§ Data records
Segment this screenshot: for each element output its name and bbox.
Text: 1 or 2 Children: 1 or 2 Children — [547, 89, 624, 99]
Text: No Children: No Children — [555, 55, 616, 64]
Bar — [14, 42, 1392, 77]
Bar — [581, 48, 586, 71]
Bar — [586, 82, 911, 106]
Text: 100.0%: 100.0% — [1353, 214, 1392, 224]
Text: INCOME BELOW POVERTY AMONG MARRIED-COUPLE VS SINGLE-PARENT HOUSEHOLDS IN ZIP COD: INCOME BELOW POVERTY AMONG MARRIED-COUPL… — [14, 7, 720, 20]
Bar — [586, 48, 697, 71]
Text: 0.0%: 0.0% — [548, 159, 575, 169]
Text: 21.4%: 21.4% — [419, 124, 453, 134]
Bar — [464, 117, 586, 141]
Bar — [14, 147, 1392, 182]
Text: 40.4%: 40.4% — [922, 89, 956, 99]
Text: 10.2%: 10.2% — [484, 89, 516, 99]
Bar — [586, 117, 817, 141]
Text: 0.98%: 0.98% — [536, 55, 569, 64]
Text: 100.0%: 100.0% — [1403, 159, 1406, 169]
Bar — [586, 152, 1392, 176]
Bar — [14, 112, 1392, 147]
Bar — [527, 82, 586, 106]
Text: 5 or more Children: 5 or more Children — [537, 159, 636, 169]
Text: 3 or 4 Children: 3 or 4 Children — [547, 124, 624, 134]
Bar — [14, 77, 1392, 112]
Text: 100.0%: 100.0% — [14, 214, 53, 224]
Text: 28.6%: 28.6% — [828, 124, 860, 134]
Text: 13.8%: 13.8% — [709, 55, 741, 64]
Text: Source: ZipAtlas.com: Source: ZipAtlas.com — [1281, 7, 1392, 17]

§ Written problem
Present every line of the entries above as a numbered list, omitting any blank lines.

§ Response to this task
1. Segment this screenshot: for each element output its name and bbox.
2. Text: 1 or 2 Children: 1 or 2 Children — [547, 89, 624, 99]
3. Text: No Children: No Children — [555, 55, 616, 64]
4. Bar — [14, 42, 1392, 77]
5. Bar — [581, 48, 586, 71]
6. Bar — [586, 82, 911, 106]
7. Text: 100.0%: 100.0% — [1353, 214, 1392, 224]
8. Text: INCOME BELOW POVERTY AMONG MARRIED-COUPLE VS SINGLE-PARENT HOUSEHOLDS IN ZIP COD: INCOME BELOW POVERTY AMONG MARRIED-COUPL… — [14, 7, 720, 20]
9. Bar — [586, 48, 697, 71]
10. Text: 0.0%: 0.0% — [548, 159, 575, 169]
11. Text: 21.4%: 21.4% — [419, 124, 453, 134]
12. Bar — [464, 117, 586, 141]
13. Bar — [14, 147, 1392, 182]
14. Text: 40.4%: 40.4% — [922, 89, 956, 99]
15. Text: 10.2%: 10.2% — [484, 89, 516, 99]
16. Bar — [586, 117, 817, 141]
17. Text: 0.98%: 0.98% — [536, 55, 569, 64]
18. Text: 100.0%: 100.0% — [1403, 159, 1406, 169]
19. Bar — [586, 152, 1392, 176]
20. Bar — [14, 112, 1392, 147]
21. Bar — [527, 82, 586, 106]
22. Text: 5 or more Children: 5 or more Children — [537, 159, 636, 169]
23. Text: 3 or 4 Children: 3 or 4 Children — [547, 124, 624, 134]
24. Bar — [14, 77, 1392, 112]
25. Text: 100.0%: 100.0% — [14, 214, 53, 224]
26. Text: 28.6%: 28.6% — [828, 124, 860, 134]
27. Text: 13.8%: 13.8% — [709, 55, 741, 64]
28. Text: Source: ZipAtlas.com: Source: ZipAtlas.com — [1281, 7, 1392, 17]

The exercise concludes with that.